▸ TASK STATEMENT: Lines containing the string "right" are to be counted; report the number and nothing more.

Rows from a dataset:
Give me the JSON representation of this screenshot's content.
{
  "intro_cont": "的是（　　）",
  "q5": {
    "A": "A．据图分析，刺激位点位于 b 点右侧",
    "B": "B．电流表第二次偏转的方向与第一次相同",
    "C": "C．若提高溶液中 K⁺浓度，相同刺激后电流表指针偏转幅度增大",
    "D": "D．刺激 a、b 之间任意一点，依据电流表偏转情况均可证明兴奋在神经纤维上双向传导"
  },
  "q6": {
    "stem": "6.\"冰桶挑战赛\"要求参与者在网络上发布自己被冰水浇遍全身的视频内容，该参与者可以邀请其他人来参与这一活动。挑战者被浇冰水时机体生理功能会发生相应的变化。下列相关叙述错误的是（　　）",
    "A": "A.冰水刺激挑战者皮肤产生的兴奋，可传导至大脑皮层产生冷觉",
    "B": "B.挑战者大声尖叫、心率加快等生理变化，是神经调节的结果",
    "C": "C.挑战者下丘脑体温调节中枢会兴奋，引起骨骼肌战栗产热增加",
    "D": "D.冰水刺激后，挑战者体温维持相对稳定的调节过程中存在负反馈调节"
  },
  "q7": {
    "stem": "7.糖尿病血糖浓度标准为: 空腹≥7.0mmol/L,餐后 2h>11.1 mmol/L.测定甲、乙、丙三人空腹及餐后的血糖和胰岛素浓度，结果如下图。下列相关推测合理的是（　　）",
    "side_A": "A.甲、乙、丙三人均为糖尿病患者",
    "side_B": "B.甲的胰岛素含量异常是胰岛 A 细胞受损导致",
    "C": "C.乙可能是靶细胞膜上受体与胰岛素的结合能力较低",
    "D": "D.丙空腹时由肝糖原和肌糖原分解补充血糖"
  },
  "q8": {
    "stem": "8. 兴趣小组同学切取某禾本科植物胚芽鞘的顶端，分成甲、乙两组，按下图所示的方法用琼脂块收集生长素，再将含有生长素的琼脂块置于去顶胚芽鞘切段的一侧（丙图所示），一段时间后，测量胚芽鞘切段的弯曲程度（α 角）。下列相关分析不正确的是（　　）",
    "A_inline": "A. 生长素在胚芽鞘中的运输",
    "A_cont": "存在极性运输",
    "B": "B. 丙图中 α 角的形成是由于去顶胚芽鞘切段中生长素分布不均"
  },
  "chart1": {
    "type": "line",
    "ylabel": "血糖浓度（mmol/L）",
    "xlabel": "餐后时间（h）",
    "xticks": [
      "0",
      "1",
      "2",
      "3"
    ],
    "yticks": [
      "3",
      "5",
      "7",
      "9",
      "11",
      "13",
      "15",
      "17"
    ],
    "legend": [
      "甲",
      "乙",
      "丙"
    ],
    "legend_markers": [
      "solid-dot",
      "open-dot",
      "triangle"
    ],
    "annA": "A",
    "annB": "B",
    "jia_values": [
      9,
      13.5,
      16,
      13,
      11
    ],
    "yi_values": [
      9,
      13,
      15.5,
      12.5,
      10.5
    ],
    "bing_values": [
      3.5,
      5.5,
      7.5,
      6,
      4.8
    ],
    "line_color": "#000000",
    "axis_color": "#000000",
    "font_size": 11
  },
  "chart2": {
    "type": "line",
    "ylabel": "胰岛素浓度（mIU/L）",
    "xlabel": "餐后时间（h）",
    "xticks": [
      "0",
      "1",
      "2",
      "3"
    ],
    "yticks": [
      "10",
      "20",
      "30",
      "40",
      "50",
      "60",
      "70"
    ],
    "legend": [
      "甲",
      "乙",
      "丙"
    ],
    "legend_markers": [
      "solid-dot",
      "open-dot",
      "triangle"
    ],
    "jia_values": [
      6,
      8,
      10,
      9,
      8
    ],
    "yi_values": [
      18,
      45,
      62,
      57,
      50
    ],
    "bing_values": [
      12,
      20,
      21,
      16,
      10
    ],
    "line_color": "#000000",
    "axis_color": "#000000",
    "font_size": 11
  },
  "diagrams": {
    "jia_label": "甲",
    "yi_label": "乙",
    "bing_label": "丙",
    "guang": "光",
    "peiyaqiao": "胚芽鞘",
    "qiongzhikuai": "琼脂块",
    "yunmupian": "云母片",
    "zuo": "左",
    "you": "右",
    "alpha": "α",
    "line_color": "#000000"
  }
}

...

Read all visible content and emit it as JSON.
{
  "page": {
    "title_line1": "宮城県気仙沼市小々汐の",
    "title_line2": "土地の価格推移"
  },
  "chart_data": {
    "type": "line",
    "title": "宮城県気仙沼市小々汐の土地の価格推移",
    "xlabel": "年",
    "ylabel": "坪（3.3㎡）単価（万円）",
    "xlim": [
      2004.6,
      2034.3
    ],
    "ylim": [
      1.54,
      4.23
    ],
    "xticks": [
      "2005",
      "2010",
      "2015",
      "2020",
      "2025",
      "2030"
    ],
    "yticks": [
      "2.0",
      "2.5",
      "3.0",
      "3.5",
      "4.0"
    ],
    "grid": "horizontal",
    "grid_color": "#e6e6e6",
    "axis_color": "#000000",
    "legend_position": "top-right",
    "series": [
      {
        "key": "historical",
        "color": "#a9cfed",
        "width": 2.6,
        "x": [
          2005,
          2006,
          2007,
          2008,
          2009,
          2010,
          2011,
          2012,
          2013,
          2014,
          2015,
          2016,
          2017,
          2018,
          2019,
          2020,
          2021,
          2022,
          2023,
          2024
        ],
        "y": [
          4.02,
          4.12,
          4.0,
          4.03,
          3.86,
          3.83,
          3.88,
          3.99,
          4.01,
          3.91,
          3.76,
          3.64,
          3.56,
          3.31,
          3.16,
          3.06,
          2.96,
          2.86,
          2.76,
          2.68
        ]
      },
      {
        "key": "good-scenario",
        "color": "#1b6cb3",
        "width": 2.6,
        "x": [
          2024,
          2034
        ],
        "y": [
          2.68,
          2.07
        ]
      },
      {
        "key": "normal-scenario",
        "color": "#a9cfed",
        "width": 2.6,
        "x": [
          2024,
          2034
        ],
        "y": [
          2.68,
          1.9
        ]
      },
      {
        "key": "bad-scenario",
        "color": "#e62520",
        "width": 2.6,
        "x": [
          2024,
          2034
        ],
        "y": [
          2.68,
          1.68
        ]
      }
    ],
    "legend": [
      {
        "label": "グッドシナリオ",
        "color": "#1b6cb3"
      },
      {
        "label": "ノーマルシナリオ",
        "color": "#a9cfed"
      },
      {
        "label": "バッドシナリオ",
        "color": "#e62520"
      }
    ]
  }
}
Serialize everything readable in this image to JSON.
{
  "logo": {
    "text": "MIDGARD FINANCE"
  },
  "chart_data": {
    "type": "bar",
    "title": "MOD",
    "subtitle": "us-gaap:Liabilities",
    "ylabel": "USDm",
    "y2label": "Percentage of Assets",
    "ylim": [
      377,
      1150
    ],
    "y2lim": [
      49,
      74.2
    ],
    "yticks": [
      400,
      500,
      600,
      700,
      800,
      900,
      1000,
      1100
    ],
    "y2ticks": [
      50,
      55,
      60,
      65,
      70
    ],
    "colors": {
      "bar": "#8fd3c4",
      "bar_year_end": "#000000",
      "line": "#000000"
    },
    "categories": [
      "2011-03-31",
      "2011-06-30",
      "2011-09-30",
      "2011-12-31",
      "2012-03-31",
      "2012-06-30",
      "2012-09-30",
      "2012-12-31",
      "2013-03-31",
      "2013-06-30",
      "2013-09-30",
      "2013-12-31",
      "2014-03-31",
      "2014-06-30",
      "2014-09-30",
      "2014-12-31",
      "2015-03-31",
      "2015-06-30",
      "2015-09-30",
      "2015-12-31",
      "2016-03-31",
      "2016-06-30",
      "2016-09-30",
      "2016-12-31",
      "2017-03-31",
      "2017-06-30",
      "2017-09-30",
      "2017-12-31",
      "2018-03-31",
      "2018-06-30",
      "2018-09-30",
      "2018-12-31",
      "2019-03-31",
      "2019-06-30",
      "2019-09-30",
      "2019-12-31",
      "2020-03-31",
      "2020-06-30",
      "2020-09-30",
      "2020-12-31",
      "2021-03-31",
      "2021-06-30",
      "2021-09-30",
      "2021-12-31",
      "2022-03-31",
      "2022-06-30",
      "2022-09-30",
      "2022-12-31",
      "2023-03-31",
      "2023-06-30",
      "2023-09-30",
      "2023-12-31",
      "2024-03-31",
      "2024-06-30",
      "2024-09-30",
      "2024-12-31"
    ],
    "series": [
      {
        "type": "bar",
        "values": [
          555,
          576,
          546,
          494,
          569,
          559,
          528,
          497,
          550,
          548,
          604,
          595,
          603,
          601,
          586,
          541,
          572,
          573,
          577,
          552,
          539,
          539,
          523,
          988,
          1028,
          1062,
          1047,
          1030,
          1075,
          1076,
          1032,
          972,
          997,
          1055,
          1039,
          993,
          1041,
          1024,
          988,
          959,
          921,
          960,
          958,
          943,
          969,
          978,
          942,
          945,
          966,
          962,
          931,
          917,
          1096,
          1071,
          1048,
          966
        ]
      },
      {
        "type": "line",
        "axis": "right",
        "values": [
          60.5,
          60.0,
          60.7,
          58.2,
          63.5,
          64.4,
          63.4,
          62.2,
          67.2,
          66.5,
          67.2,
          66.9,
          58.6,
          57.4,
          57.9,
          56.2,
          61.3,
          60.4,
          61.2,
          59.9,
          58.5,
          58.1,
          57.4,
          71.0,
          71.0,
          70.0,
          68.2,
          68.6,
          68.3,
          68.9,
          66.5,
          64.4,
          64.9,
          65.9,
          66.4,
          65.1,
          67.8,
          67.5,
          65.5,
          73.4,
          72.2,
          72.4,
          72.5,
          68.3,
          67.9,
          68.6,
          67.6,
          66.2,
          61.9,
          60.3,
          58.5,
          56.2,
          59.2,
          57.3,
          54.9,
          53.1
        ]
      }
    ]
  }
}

▸ OUTPUT FOR THIS TASK: 2